• DIRECTIONS FOR THIS TASK: Go through the lines below. Copy those with "Control".

• SUPPLIED RECORDS:
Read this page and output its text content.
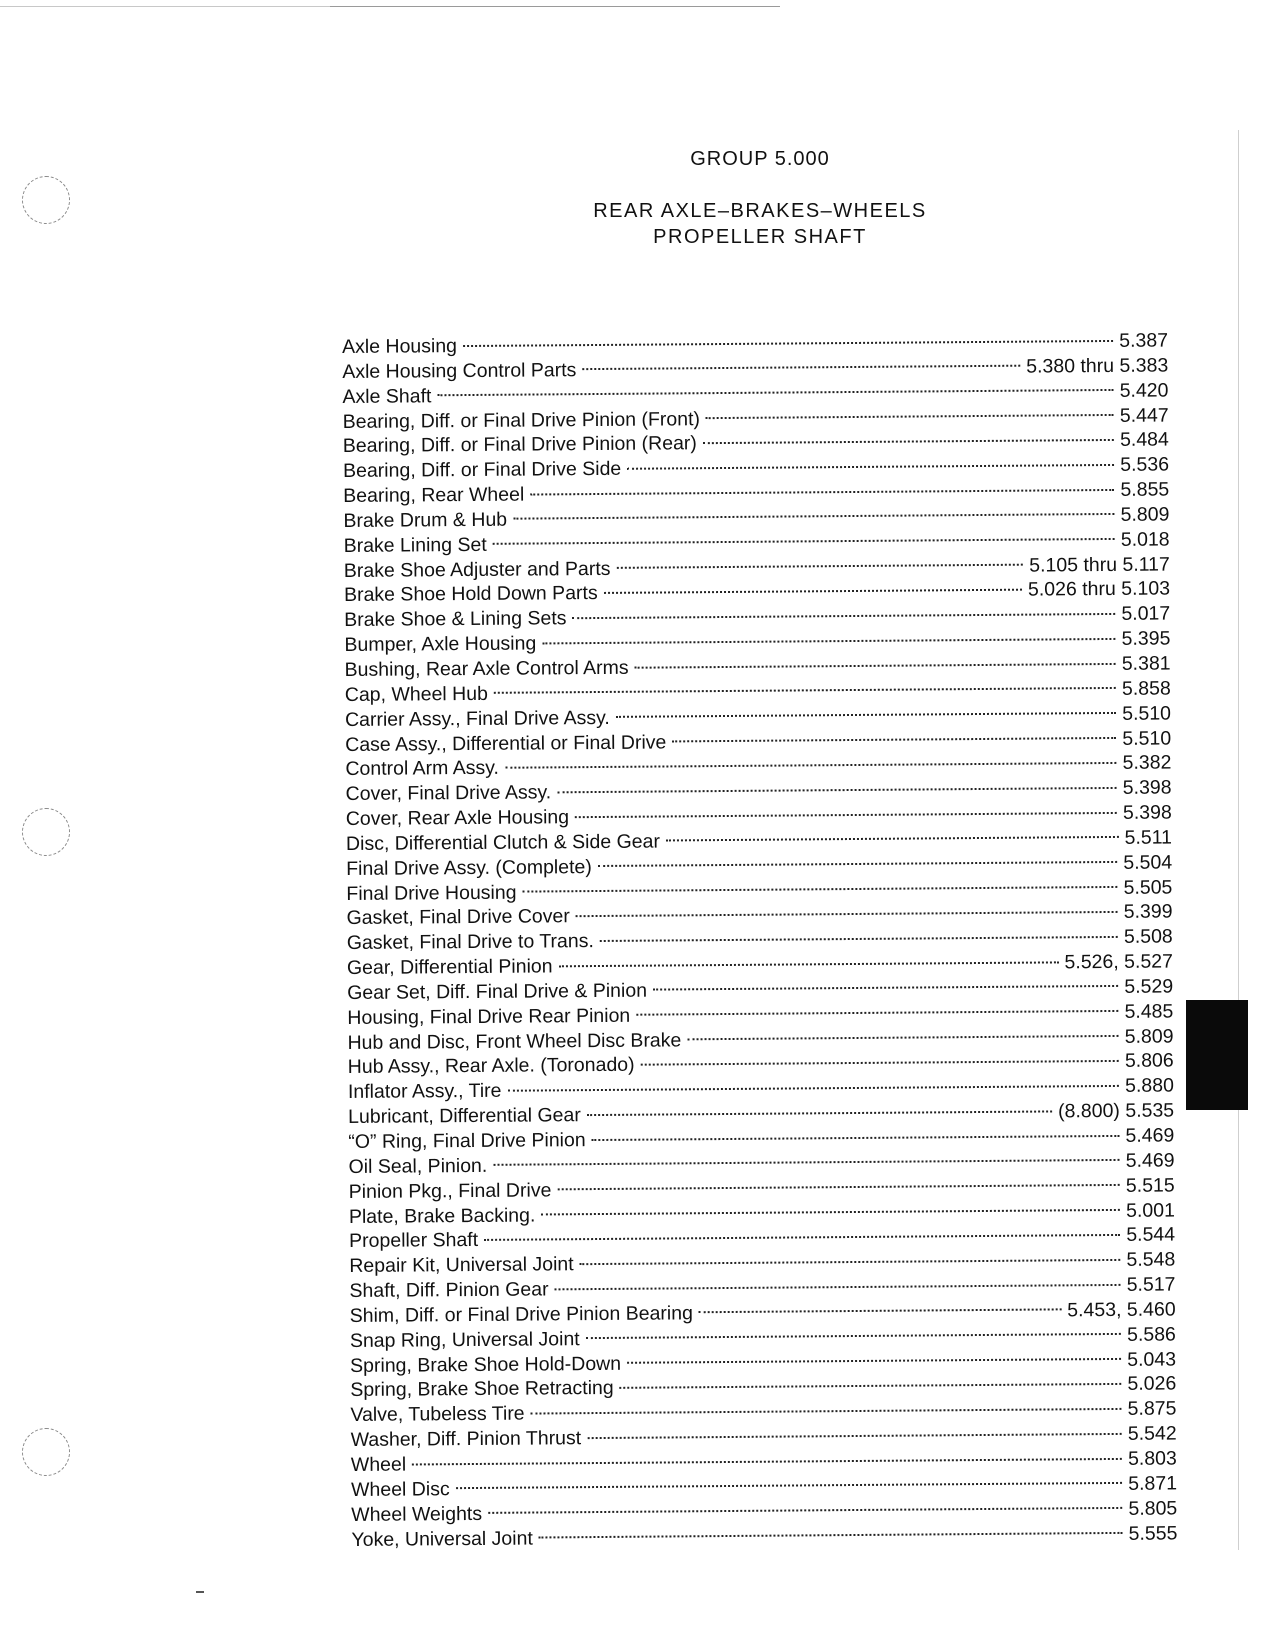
GROUP 5.000
REAR AXLE–BRAKES–WHEELS
PROPELLER SHAFT
Axle Housing	5.387
Axle Housing Control Parts	5.380 thru 5.383
Axle Shaft	5.420
Bearing, Diff. or Final Drive Pinion (Front)	5.447
Bearing, Diff. or Final Drive Pinion (Rear)	5.484
Bearing, Diff. or Final Drive Side	5.536
Bearing, Rear Wheel	5.855
Brake Drum & Hub	5.809
Brake Lining Set	5.018
Brake Shoe Adjuster and Parts	5.105 thru 5.117
Brake Shoe Hold Down Parts	5.026 thru 5.103
Brake Shoe & Lining Sets	5.017
Bumper, Axle Housing	5.395
Bushing, Rear Axle Control Arms	5.381
Cap, Wheel Hub	5.858
Carrier Assy., Final Drive Assy.	5.510
Case Assy., Differential or Final Drive	5.510
Control Arm Assy.	5.382
Cover, Final Drive Assy.	5.398
Cover, Rear Axle Housing	5.398
Disc, Differential Clutch & Side Gear	5.511
Final Drive Assy. (Complete)	5.504
Final Drive Housing	5.505
Gasket, Final Drive Cover	5.399
Gasket, Final Drive to Trans.	5.508
Gear, Differential Pinion	5.526, 5.527
Gear Set, Diff. Final Drive & Pinion	5.529
Housing, Final Drive Rear Pinion	5.485
Hub and Disc, Front Wheel Disc Brake	5.809
Hub Assy., Rear Axle. (Toronado)	5.806
Inflator Assy., Tire	5.880
Lubricant, Differential Gear	(8.800) 5.535
“O” Ring, Final Drive Pinion	5.469
Oil Seal, Pinion.	5.469
Pinion Pkg., Final Drive	5.515
Plate, Brake Backing.	5.001
Propeller Shaft	5.544
Repair Kit, Universal Joint	5.548
Shaft, Diff. Pinion Gear	5.517
Shim, Diff. or Final Drive Pinion Bearing	5.453, 5.460
Snap Ring, Universal Joint	5.586
Spring, Brake Shoe Hold-Down	5.043
Spring, Brake Shoe Retracting	5.026
Valve, Tubeless Tire	5.875
Washer, Diff. Pinion Thrust	5.542
Wheel	5.803
Wheel Disc	5.871
Wheel Weights	5.805
Yoke, Universal Joint	5.555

• REPLY:
Axle Housing Control Parts	5.380 thru 5.383
Bushing, Rear Axle Control Arms	5.381
Control Arm Assy.	5.382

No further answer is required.